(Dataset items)
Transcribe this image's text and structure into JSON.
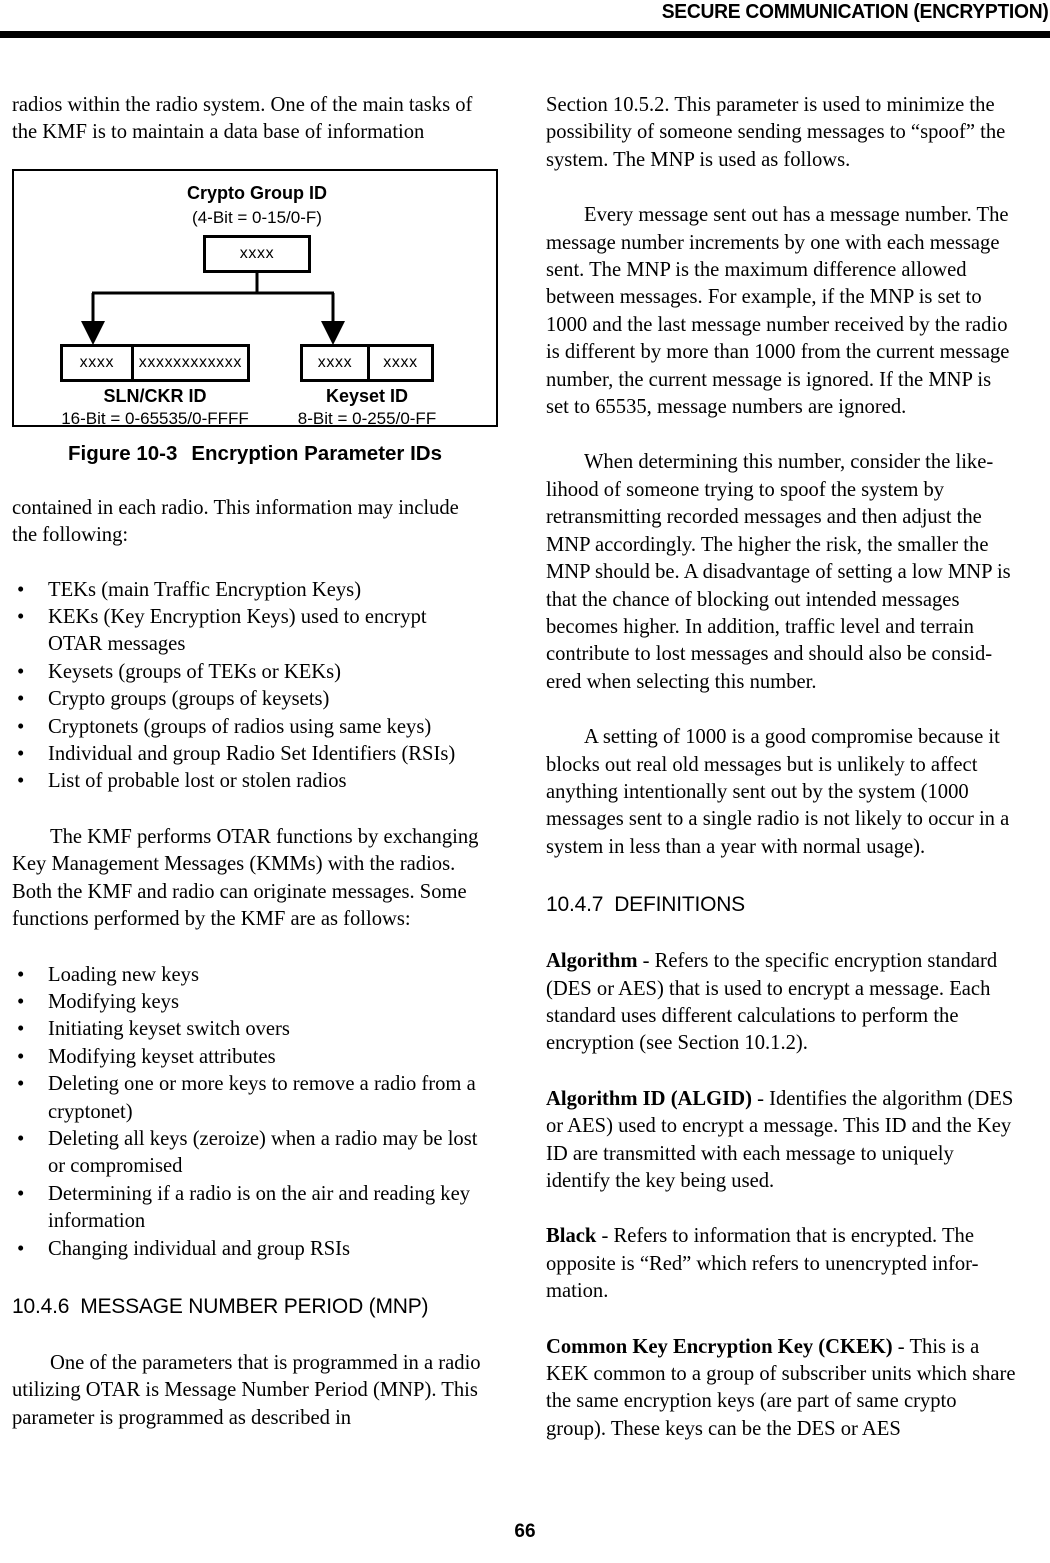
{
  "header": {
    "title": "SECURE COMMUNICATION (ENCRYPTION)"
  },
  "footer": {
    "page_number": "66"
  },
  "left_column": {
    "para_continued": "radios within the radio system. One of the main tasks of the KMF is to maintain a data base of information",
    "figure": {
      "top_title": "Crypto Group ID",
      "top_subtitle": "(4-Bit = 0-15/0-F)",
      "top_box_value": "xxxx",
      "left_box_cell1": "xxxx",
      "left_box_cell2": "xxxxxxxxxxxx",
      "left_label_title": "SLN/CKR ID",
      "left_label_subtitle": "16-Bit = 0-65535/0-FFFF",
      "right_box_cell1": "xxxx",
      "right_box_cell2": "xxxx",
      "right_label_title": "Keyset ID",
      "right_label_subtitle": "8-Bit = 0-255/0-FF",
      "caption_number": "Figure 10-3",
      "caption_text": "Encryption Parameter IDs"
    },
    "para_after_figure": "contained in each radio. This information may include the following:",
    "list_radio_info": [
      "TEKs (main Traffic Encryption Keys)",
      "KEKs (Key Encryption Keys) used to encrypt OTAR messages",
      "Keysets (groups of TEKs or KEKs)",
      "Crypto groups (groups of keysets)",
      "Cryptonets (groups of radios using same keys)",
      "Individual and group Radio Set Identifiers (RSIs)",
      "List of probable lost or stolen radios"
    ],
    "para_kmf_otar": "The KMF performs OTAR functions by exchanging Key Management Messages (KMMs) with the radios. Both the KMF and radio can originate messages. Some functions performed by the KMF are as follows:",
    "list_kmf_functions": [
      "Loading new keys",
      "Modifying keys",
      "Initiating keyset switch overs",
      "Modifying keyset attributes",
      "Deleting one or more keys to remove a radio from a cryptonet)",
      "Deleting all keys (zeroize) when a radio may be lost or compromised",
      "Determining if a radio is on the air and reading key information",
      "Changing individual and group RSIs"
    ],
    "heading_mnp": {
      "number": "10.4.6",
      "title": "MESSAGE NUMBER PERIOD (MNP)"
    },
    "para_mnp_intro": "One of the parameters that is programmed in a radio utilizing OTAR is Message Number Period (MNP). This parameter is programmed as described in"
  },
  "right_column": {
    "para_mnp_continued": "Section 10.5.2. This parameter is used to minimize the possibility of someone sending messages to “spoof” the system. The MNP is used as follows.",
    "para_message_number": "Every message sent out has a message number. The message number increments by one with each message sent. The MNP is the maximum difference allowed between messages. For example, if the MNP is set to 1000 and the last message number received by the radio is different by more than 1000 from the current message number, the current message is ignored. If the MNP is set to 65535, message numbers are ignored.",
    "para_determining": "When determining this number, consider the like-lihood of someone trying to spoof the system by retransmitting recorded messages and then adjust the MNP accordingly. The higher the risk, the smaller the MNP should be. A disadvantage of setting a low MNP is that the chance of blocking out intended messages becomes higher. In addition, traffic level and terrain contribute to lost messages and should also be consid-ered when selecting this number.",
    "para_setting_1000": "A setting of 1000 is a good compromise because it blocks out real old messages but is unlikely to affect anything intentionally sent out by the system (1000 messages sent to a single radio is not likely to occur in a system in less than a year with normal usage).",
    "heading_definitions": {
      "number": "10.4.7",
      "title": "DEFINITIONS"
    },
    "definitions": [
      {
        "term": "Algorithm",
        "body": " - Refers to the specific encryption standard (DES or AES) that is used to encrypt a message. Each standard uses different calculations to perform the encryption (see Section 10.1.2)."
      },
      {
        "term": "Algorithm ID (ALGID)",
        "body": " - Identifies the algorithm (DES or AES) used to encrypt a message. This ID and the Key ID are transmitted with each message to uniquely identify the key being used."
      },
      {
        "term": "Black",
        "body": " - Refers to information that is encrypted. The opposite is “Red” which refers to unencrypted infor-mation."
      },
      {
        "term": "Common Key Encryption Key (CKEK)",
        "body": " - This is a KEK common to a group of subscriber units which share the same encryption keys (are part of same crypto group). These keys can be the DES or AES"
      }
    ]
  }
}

---

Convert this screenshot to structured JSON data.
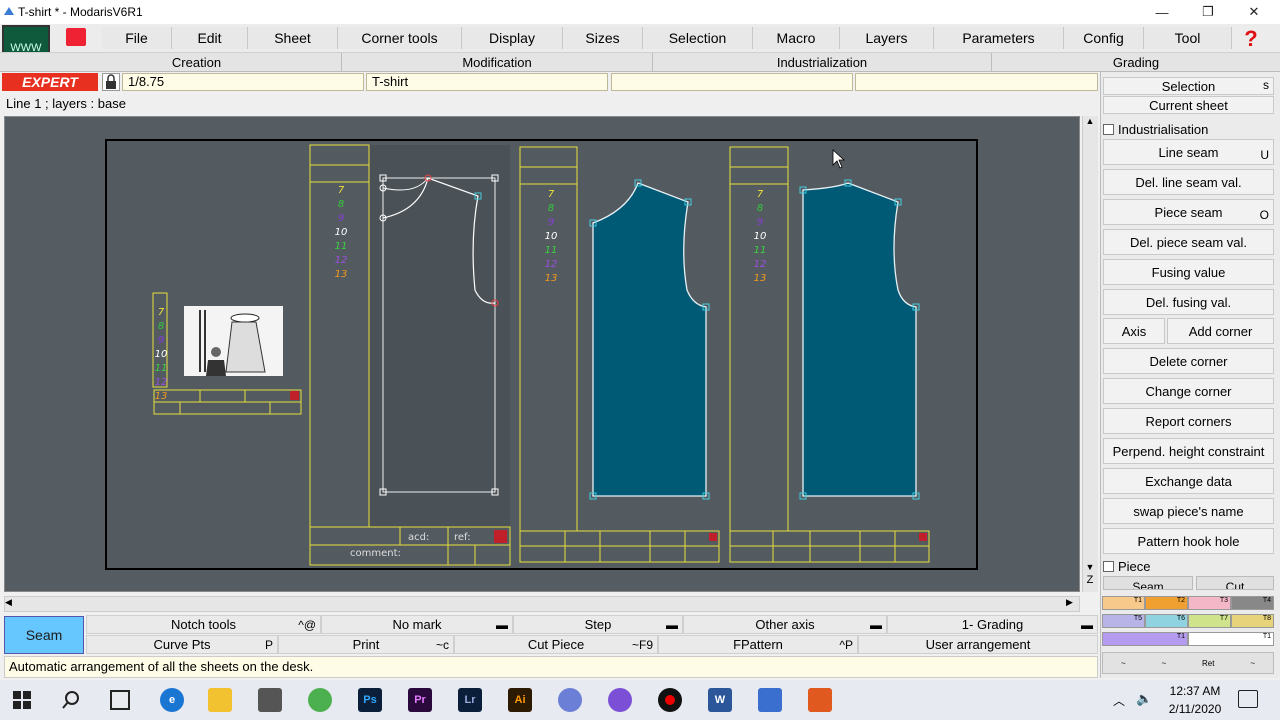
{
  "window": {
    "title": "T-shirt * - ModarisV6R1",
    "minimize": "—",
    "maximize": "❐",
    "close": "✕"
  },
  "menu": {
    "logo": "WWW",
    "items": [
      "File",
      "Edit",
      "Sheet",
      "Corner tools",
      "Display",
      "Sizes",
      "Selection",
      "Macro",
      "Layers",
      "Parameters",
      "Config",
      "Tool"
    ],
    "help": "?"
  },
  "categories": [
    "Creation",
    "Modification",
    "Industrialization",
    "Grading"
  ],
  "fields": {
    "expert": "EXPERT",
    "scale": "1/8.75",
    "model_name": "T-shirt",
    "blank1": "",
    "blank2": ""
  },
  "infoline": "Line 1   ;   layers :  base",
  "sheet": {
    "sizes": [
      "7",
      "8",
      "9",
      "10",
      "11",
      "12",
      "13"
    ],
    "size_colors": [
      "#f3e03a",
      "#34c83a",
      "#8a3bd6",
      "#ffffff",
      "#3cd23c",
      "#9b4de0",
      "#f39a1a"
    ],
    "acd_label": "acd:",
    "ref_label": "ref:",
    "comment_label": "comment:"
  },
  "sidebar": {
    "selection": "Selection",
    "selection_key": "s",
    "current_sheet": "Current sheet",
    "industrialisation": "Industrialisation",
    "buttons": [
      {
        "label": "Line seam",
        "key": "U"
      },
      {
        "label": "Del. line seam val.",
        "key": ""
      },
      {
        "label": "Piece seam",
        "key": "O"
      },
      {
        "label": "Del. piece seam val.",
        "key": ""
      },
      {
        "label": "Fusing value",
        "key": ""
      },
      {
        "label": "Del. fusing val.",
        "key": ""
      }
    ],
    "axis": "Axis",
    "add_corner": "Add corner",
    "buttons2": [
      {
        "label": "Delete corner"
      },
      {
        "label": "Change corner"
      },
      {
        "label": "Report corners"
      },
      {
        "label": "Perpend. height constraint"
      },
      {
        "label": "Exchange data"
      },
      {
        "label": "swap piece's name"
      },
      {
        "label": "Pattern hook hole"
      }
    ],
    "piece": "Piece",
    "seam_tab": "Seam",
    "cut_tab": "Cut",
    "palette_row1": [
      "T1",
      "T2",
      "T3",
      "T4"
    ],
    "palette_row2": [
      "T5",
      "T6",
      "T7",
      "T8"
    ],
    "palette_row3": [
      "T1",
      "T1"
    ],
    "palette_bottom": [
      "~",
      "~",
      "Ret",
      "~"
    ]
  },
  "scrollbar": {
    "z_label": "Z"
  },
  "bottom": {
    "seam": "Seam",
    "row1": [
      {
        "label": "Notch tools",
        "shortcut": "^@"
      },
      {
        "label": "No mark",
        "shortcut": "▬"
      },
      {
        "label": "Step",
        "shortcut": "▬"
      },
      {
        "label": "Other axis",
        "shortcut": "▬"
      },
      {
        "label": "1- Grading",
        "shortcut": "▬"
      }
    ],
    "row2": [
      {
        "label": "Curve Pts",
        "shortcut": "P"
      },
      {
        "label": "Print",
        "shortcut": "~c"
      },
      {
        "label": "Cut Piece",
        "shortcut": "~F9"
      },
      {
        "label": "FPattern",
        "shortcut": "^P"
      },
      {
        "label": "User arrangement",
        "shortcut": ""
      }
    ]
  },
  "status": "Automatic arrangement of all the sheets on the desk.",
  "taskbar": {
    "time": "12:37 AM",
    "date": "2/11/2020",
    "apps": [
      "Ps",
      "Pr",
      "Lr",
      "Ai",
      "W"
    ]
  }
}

To do: Identify each line of the material where the word "KEKs" shows up, and copy it.

Expected answer:
      "KEKs (Key Encryption Keys) used to encrypt OTAR messages",
      "Keysets (groups of TEKs or KEKs)",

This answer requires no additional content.